Data records:
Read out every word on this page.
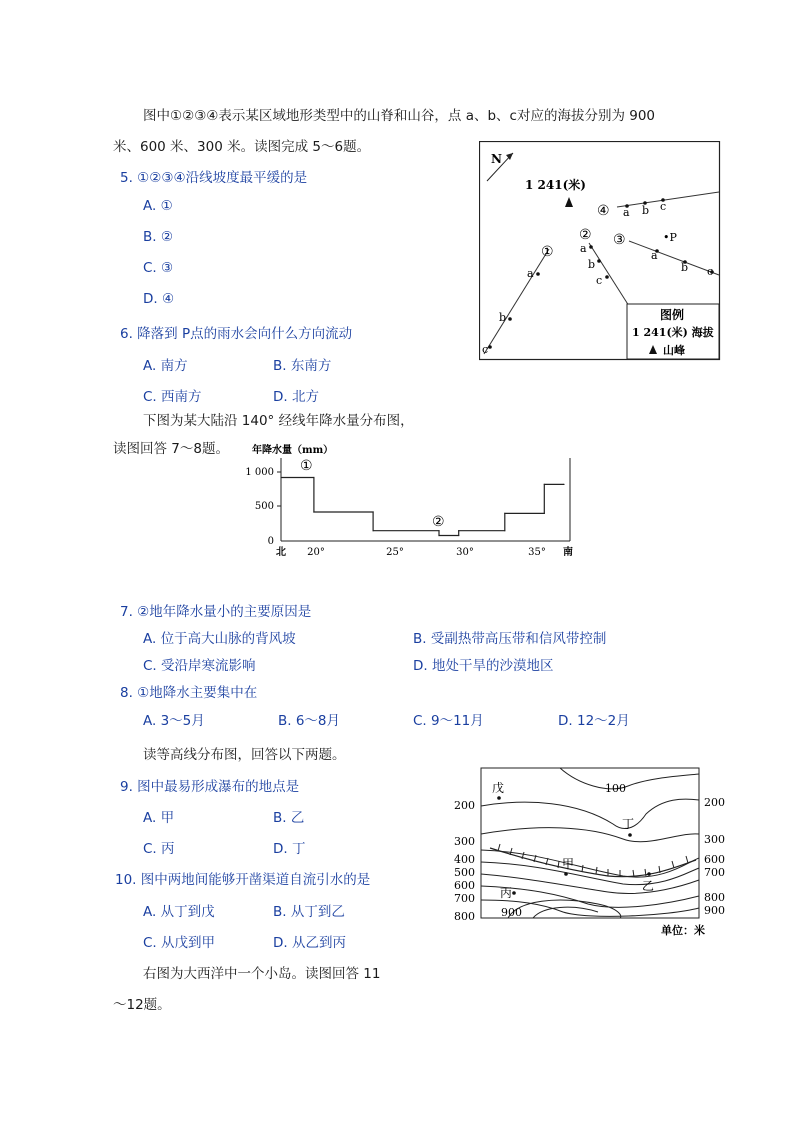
图中①②③④表示某区域地形类型中的山脊和山谷，点 a、b、c对应的海拔分别为 900
米、600 米、300 米。读图完成 5～6题。
5. ①②③④沿线坡度最平缓的是
A. ①
B. ②
C. ③
D. ④
6. 降落到 P点的雨水会向什么方向流动
A. 南方	B. 东南方
C. 西南方	D. 北方
下图为某大陆沿 140° 经线年降水量分布图，
读图回答 7～8题。
N
1 241(米)
①
a
b
c
②
a
b
c
③
a
b c
•P
④ a b c
图例
1 241(米) 海拔
山峰
年降水量（mm）
1 000
500
0
北 20°	25°	30°	35° 南
①
②
7. ②地年降水量小的主要原因是
A. 位于高大山脉的背风坡	B. 受副热带高压带和信风带控制
C. 受沿岸寒流影响	D. 地处干旱的沙漠地区
8. ①地降水主要集中在
A. 3～5月	B. 6～8月	C. 9～11月	D. 12～2月
读等高线分布图，回答以下两题。
9. 图中最易形成瀑布的地点是
A. 甲	B. 乙
C. 丙	D. 丁
10. 图中两地间能够开凿渠道自流引水的是
A. 从丁到戊	B. 从丁到乙
C. 从戊到甲	D. 从乙到丙
右图为大西洋中一个小岛。读图回答 11
～12题。
戊
丁
甲
乙
丙
100
900
200
300
400
500
600
700
800
200
300
600
700
800
900
单位：米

### What the task requires
Repeat the material above verbatim. Leave the pictures behind.

### Answer to the exercise
Read out every word on this page.
图中①②③④表示某区域地形类型中的山脊和山谷，点 a、b、c对应的海拔分别为 900
米、600 米、300 米。读图完成 5～6题。
5. ①②③④沿线坡度最平缓的是
A. ①
B. ②
C. ③
D. ④
6. 降落到 P点的雨水会向什么方向流动
A. 南方	B. 东南方
C. 西南方	D. 北方
下图为某大陆沿 140° 经线年降水量分布图，
读图回答 7～8题。
N
1 241(米)
①
a
b
c
②
a
b
c
③
a
b c
•P
④ a b c
图例
1 241(米) 海拔
山峰
年降水量（mm）
1 000
500
0
北 20°	25°	30°	35° 南
①
②
7. ②地年降水量小的主要原因是
A. 位于高大山脉的背风坡	B. 受副热带高压带和信风带控制
C. 受沿岸寒流影响	D. 地处干旱的沙漠地区
8. ①地降水主要集中在
A. 3～5月	B. 6～8月	C. 9～11月	D. 12～2月
读等高线分布图，回答以下两题。
9. 图中最易形成瀑布的地点是
A. 甲	B. 乙
C. 丙	D. 丁
10. 图中两地间能够开凿渠道自流引水的是
A. 从丁到戊	B. 从丁到乙
C. 从戊到甲	D. 从乙到丙
右图为大西洋中一个小岛。读图回答 11
～12题。
戊
丁
甲
乙
丙
100
900
200
300
400
500
600
700
800
200
300
600
700
800
900
单位：米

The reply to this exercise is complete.